» Objective: In the data below, locate each line with the word "field" and list it.

» Dataset content:
※ ※ ※

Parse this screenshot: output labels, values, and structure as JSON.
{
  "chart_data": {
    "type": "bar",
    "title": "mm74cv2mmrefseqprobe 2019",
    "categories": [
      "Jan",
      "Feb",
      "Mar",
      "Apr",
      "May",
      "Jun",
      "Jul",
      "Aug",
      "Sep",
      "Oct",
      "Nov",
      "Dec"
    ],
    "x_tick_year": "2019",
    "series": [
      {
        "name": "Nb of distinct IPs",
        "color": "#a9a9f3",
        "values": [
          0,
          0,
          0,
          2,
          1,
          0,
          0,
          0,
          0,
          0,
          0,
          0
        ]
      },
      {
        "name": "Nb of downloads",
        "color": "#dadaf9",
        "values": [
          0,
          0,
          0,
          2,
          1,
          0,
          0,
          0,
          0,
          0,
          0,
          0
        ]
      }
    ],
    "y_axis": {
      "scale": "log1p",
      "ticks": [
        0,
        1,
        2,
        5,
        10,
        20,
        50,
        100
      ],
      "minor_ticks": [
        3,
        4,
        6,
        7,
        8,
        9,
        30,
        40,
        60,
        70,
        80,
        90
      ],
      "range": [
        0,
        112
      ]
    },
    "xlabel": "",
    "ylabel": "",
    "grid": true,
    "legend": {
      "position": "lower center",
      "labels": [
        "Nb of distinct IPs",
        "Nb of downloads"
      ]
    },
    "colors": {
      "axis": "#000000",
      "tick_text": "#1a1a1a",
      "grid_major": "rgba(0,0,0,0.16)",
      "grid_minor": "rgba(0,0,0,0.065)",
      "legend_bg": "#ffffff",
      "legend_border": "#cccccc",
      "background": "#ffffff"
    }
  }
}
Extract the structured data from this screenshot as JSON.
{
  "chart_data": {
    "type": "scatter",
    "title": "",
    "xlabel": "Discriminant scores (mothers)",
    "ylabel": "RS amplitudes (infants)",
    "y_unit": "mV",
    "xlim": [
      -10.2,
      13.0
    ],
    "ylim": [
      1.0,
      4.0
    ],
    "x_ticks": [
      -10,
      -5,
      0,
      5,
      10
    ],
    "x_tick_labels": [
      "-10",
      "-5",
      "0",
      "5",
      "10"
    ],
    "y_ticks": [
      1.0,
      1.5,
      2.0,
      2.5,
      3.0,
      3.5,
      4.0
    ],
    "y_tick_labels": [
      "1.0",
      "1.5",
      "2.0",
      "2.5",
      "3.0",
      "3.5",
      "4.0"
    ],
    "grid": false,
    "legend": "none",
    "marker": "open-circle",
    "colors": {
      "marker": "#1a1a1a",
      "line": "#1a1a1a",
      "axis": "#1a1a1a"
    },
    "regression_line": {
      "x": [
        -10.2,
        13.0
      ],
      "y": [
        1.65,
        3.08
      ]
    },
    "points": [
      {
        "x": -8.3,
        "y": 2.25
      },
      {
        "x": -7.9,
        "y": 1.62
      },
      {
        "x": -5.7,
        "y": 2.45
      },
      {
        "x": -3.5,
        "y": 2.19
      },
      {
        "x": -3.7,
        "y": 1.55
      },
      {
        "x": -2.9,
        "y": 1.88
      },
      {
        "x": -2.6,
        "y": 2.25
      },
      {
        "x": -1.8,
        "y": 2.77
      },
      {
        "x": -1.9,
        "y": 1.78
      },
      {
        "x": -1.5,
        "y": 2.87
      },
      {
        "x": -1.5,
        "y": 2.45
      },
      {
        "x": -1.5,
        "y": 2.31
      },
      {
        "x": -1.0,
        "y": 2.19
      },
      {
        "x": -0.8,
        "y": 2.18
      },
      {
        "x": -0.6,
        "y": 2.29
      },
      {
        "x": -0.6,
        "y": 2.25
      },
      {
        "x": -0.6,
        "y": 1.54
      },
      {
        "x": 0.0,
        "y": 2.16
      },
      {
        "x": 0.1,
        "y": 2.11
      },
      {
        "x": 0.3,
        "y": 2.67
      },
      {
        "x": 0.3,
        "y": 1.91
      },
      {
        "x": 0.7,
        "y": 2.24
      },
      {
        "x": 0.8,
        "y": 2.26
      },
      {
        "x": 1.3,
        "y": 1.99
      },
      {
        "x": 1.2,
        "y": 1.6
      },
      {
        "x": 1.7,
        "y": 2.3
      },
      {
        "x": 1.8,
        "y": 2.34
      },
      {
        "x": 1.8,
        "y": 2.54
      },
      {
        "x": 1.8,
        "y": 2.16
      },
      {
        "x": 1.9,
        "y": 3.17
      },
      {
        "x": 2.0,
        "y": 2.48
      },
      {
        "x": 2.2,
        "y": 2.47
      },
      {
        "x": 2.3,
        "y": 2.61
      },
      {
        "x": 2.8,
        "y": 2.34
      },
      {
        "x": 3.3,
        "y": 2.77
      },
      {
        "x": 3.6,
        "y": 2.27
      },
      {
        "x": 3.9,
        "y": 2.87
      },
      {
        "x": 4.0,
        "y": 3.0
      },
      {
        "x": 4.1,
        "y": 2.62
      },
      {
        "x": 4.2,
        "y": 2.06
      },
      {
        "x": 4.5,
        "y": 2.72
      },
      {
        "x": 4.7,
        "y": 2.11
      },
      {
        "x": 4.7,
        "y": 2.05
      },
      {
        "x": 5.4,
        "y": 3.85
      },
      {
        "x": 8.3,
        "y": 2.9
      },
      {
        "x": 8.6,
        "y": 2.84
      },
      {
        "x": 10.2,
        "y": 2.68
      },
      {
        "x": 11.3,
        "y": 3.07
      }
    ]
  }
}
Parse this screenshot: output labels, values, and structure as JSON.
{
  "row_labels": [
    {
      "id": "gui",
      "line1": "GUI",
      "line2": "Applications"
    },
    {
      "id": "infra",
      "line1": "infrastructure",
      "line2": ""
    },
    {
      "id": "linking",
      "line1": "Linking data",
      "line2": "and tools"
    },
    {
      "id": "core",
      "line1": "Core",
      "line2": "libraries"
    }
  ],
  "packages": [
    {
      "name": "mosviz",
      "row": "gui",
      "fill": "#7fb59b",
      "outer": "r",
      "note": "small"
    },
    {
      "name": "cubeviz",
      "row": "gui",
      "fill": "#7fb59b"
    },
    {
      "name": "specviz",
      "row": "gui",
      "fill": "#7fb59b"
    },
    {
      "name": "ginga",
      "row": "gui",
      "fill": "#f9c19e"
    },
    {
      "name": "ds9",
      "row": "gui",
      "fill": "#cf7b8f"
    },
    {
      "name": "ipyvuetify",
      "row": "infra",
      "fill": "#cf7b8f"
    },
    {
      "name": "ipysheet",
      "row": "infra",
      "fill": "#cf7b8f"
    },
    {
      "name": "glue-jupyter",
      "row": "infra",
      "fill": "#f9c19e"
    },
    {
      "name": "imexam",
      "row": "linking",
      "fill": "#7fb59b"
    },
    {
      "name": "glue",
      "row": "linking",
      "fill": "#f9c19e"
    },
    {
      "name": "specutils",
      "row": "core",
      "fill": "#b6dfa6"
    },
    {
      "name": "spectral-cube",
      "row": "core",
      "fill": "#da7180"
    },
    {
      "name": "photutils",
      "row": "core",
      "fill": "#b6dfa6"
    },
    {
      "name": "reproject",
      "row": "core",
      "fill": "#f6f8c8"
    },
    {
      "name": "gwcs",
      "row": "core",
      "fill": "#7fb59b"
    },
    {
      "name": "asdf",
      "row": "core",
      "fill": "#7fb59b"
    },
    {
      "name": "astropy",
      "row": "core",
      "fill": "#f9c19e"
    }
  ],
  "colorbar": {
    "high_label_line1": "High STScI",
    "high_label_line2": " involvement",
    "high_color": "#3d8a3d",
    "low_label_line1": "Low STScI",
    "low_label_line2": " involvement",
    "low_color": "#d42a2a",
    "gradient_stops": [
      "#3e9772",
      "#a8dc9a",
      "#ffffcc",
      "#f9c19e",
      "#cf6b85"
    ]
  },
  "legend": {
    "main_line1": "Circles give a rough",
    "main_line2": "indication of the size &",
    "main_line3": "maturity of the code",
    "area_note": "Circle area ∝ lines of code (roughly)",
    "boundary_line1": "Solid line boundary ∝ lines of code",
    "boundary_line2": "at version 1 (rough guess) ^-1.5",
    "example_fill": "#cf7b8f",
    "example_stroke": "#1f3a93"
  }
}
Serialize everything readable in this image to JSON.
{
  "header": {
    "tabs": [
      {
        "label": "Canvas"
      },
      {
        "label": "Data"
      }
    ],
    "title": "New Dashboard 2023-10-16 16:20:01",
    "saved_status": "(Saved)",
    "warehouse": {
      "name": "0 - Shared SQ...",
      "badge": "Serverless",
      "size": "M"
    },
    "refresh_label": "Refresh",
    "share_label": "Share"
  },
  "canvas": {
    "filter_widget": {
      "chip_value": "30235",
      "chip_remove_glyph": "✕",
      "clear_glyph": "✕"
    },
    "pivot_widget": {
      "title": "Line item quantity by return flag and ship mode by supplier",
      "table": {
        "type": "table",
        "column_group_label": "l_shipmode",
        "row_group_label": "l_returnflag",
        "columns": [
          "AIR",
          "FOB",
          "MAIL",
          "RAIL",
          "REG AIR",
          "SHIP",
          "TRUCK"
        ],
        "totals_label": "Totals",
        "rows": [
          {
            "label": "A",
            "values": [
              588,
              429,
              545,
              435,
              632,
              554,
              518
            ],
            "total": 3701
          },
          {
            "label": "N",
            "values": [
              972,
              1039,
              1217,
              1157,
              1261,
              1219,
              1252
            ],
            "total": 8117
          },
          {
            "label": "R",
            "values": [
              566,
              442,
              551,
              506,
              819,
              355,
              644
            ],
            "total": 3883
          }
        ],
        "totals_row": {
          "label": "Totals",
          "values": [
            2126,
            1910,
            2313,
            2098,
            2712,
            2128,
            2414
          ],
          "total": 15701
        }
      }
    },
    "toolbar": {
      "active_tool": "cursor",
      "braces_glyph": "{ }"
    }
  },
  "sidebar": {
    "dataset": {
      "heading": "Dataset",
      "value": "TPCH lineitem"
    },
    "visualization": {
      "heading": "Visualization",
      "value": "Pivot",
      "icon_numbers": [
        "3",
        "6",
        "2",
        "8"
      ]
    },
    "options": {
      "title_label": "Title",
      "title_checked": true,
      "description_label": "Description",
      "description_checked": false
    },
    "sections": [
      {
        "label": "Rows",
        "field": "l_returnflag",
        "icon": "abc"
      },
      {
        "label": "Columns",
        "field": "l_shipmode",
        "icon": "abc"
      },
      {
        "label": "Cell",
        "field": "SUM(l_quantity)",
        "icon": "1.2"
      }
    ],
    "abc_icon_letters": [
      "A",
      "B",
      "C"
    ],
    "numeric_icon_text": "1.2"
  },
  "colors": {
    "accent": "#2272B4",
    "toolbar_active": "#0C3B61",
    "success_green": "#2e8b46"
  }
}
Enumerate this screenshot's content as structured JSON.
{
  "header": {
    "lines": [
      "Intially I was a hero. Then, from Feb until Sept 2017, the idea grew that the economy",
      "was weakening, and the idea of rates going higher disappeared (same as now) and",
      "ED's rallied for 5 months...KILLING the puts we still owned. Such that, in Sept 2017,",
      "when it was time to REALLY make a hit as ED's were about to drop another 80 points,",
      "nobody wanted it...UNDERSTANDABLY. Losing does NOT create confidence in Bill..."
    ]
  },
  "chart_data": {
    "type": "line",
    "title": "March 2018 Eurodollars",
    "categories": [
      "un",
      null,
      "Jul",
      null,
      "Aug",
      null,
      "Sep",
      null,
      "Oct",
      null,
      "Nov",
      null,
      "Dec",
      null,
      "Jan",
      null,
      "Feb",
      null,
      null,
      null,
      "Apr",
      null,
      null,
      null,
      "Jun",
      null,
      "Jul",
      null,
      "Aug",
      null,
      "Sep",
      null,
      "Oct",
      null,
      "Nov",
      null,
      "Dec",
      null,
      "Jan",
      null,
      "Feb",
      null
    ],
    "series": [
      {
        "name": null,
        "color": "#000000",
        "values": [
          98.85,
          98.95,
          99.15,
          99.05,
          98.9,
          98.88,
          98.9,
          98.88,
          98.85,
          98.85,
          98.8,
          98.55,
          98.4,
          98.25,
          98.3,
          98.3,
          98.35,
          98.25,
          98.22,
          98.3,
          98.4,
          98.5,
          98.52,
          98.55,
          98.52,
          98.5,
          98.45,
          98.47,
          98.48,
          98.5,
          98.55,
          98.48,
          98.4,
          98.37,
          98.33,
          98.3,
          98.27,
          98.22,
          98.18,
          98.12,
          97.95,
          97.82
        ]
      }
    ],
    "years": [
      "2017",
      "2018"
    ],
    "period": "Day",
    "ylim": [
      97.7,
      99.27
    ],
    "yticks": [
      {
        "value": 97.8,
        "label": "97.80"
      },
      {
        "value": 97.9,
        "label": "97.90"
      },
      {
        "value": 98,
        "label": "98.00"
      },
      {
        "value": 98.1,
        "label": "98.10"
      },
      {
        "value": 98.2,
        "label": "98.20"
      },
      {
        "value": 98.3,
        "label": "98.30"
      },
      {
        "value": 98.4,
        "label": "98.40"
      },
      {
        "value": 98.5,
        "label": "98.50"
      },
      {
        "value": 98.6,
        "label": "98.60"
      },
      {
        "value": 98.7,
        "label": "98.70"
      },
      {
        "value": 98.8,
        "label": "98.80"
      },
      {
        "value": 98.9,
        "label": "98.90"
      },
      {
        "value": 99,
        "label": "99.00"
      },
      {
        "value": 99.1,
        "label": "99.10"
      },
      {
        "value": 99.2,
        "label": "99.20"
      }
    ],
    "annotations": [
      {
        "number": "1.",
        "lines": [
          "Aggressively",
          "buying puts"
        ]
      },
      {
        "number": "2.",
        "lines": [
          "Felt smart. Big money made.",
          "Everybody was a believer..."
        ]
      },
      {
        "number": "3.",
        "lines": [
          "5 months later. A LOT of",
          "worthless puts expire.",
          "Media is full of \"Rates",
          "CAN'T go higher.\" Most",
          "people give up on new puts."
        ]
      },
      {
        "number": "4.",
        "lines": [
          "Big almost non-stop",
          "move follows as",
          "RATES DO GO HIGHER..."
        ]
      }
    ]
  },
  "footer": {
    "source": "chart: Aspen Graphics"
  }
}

※ ※ ※

» Result for this task:
        "field": "l_returnflag",
        "field": "l_shipmode",
        "field": "SUM(l_quantity)",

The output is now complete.